The exercise:
What is needed here is an exact copy of every entry.

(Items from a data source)
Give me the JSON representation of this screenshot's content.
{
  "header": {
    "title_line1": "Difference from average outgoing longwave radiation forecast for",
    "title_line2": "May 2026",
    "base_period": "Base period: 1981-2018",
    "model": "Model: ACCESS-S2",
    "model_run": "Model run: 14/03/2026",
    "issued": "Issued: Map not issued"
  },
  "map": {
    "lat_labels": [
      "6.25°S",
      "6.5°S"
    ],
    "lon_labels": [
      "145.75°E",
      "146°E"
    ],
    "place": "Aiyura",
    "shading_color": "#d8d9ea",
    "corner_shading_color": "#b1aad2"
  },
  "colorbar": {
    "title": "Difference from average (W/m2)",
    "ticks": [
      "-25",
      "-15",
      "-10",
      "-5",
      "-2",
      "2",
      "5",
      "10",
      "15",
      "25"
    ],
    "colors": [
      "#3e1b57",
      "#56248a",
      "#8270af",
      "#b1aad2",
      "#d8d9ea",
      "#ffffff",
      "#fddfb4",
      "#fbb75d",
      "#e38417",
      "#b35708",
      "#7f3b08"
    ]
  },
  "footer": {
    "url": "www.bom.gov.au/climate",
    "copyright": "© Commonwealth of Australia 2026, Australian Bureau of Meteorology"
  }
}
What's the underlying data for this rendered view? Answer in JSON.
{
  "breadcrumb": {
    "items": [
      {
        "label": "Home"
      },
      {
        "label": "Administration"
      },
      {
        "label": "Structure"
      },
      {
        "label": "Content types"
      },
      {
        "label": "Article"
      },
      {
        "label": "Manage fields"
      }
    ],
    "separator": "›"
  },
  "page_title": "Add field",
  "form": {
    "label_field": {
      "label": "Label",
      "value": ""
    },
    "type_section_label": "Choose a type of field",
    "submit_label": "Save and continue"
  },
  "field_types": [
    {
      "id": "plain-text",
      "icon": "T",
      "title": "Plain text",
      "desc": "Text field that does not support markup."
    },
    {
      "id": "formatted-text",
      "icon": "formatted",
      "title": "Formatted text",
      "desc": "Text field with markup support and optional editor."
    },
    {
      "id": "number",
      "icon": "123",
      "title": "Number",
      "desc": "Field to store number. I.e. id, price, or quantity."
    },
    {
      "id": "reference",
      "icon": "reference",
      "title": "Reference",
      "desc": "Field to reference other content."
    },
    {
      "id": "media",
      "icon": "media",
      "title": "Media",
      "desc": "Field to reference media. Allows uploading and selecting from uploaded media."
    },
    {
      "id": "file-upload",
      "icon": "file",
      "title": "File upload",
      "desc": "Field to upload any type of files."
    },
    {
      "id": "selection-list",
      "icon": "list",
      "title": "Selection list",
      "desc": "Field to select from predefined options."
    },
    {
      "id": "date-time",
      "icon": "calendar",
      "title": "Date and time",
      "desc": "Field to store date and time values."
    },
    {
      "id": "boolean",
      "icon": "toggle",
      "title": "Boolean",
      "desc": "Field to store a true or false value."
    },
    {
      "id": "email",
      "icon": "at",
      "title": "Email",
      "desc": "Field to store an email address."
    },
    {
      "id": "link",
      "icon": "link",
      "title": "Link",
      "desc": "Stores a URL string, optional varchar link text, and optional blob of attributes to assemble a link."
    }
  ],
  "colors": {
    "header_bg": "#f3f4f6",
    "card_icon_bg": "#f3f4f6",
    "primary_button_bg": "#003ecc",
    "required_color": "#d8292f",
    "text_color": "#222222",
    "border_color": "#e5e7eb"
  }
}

Solution to this task:
Give me the JSON representation of this screenshot's content.
{
  "header": {
    "title_line1": "Difference from average outgoing longwave radiation forecast for",
    "title_line2": "May 2026",
    "base_period": "Base period: 1981-2018",
    "model": "Model: ACCESS-S2",
    "model_run": "Model run: 14/03/2026",
    "issued": "Issued: Map not issued"
  },
  "map": {
    "lat_labels": [
      "6.25°S",
      "6.5°S"
    ],
    "lon_labels": [
      "145.75°E",
      "146°E"
    ],
    "place": "Aiyura",
    "shading_color": "#d8d9ea",
    "corner_shading_color": "#b1aad2"
  },
  "colorbar": {
    "title": "Difference from average (W/m2)",
    "ticks": [
      "-25",
      "-15",
      "-10",
      "-5",
      "-2",
      "2",
      "5",
      "10",
      "15",
      "25"
    ],
    "colors": [
      "#3e1b57",
      "#56248a",
      "#8270af",
      "#b1aad2",
      "#d8d9ea",
      "#ffffff",
      "#fddfb4",
      "#fbb75d",
      "#e38417",
      "#b35708",
      "#7f3b08"
    ]
  },
  "footer": {
    "url": "www.bom.gov.au/climate",
    "copyright": "© Commonwealth of Australia 2026, Australian Bureau of Meteorology"
  }
}
What's the underlying data for this rendered view? Answer in JSON.
{
  "breadcrumb": {
    "items": [
      {
        "label": "Home"
      },
      {
        "label": "Administration"
      },
      {
        "label": "Structure"
      },
      {
        "label": "Content types"
      },
      {
        "label": "Article"
      },
      {
        "label": "Manage fields"
      }
    ],
    "separator": "›"
  },
  "page_title": "Add field",
  "form": {
    "label_field": {
      "label": "Label",
      "value": ""
    },
    "type_section_label": "Choose a type of field",
    "submit_label": "Save and continue"
  },
  "field_types": [
    {
      "id": "plain-text",
      "icon": "T",
      "title": "Plain text",
      "desc": "Text field that does not support markup."
    },
    {
      "id": "formatted-text",
      "icon": "formatted",
      "title": "Formatted text",
      "desc": "Text field with markup support and optional editor."
    },
    {
      "id": "number",
      "icon": "123",
      "title": "Number",
      "desc": "Field to store number. I.e. id, price, or quantity."
    },
    {
      "id": "reference",
      "icon": "reference",
      "title": "Reference",
      "desc": "Field to reference other content."
    },
    {
      "id": "media",
      "icon": "media",
      "title": "Media",
      "desc": "Field to reference media. Allows uploading and selecting from uploaded media."
    },
    {
      "id": "file-upload",
      "icon": "file",
      "title": "File upload",
      "desc": "Field to upload any type of files."
    },
    {
      "id": "selection-list",
      "icon": "list",
      "title": "Selection list",
      "desc": "Field to select from predefined options."
    },
    {
      "id": "date-time",
      "icon": "calendar",
      "title": "Date and time",
      "desc": "Field to store date and time values."
    },
    {
      "id": "boolean",
      "icon": "toggle",
      "title": "Boolean",
      "desc": "Field to store a true or false value."
    },
    {
      "id": "email",
      "icon": "at",
      "title": "Email",
      "desc": "Field to store an email address."
    },
    {
      "id": "link",
      "icon": "link",
      "title": "Link",
      "desc": "Stores a URL string, optional varchar link text, and optional blob of attributes to assemble a link."
    }
  ],
  "colors": {
    "header_bg": "#f3f4f6",
    "card_icon_bg": "#f3f4f6",
    "primary_button_bg": "#003ecc",
    "required_color": "#d8292f",
    "text_color": "#222222",
    "border_color": "#e5e7eb"
  }
}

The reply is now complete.